Work required → Note each line that includes the word "driving". Copy those lines.
* Begin *
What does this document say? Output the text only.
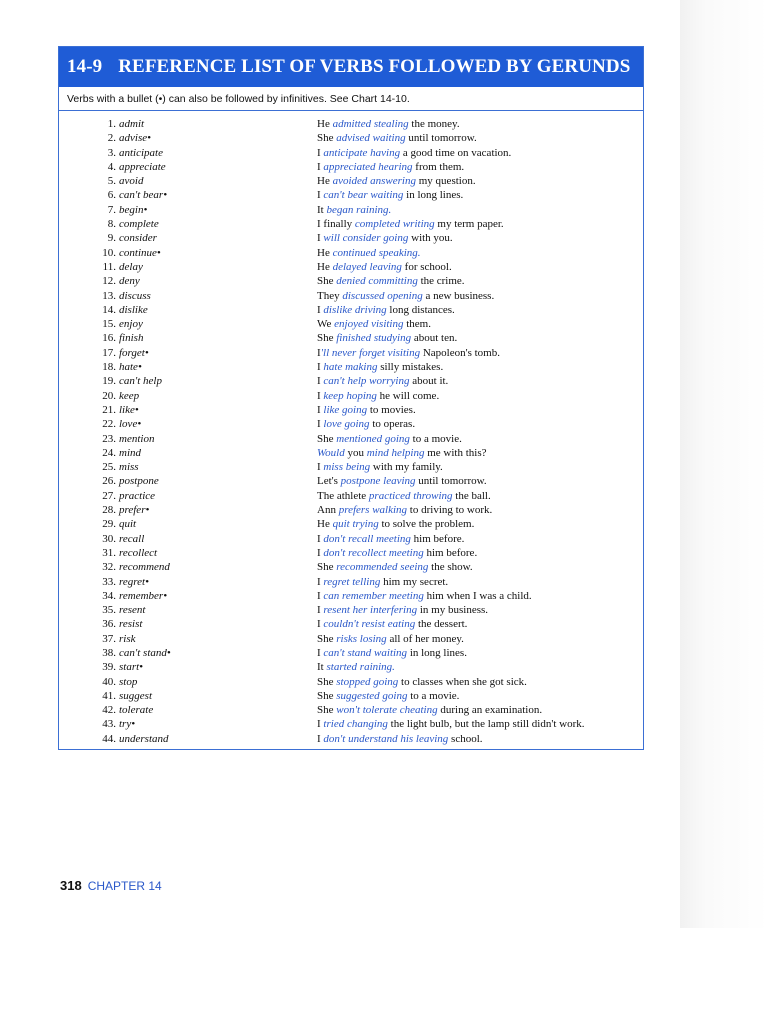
14-9 REFERENCE LIST OF VERBS FOLLOWED BY GERUNDS
Verbs with a bullet (•) can also be followed by infinitives. See Chart 14-10.
1. admit	He admitted stealing the money.
2. advise•	She advised waiting until tomorrow.
3. anticipate	I anticipate having a good time on vacation.
4. appreciate	I appreciated hearing from them.
5. avoid	He avoided answering my question.
6. can't bear•	I can't bear waiting in long lines.
7. begin•	It began raining.
8. complete	I finally completed writing my term paper.
9. consider	I will consider going with you.
10. continue•	He continued speaking.
11. delay	He delayed leaving for school.
12. deny	She denied committing the crime.
13. discuss	They discussed opening a new business.
14. dislike	I dislike driving long distances.
15. enjoy	We enjoyed visiting them.
16. finish	She finished studying about ten.
17. forget•	I'll never forget visiting Napoleon's tomb.
18. hate•	I hate making silly mistakes.
19. can't help	I can't help worrying about it.
20. keep	I keep hoping he will come.
21. like•	I like going to movies.
22. love•	I love going to operas.
23. mention	She mentioned going to a movie.
24. mind	Would you mind helping me with this?
25. miss	I miss being with my family.
26. postpone	Let's postpone leaving until tomorrow.
27. practice	The athlete practiced throwing the ball.
28. prefer•	Ann prefers walking to driving to work.
29. quit	He quit trying to solve the problem.
30. recall	I don't recall meeting him before.
31. recollect	I don't recollect meeting him before.
32. recommend	She recommended seeing the show.
33. regret•	I regret telling him my secret.
34. remember•	I can remember meeting him when I was a child.
35. resent	I resent her interfering in my business.
36. resist	I couldn't resist eating the dessert.
37. risk	She risks losing all of her money.
38. can't stand•	I can't stand waiting in long lines.
39. start•	It started raining.
40. stop	She stopped going to classes when she got sick.
41. suggest	She suggested going to a movie.
42. tolerate	She won't tolerate cheating during an examination.
43. try•	I tried changing the light bulb, but the lamp still didn't work.
44. understand	I don't understand his leaving school.
318 CHAPTER 14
* End *
Final result →
14. dislike	I dislike driving long distances.
28. prefer•	Ann prefers walking to driving to work.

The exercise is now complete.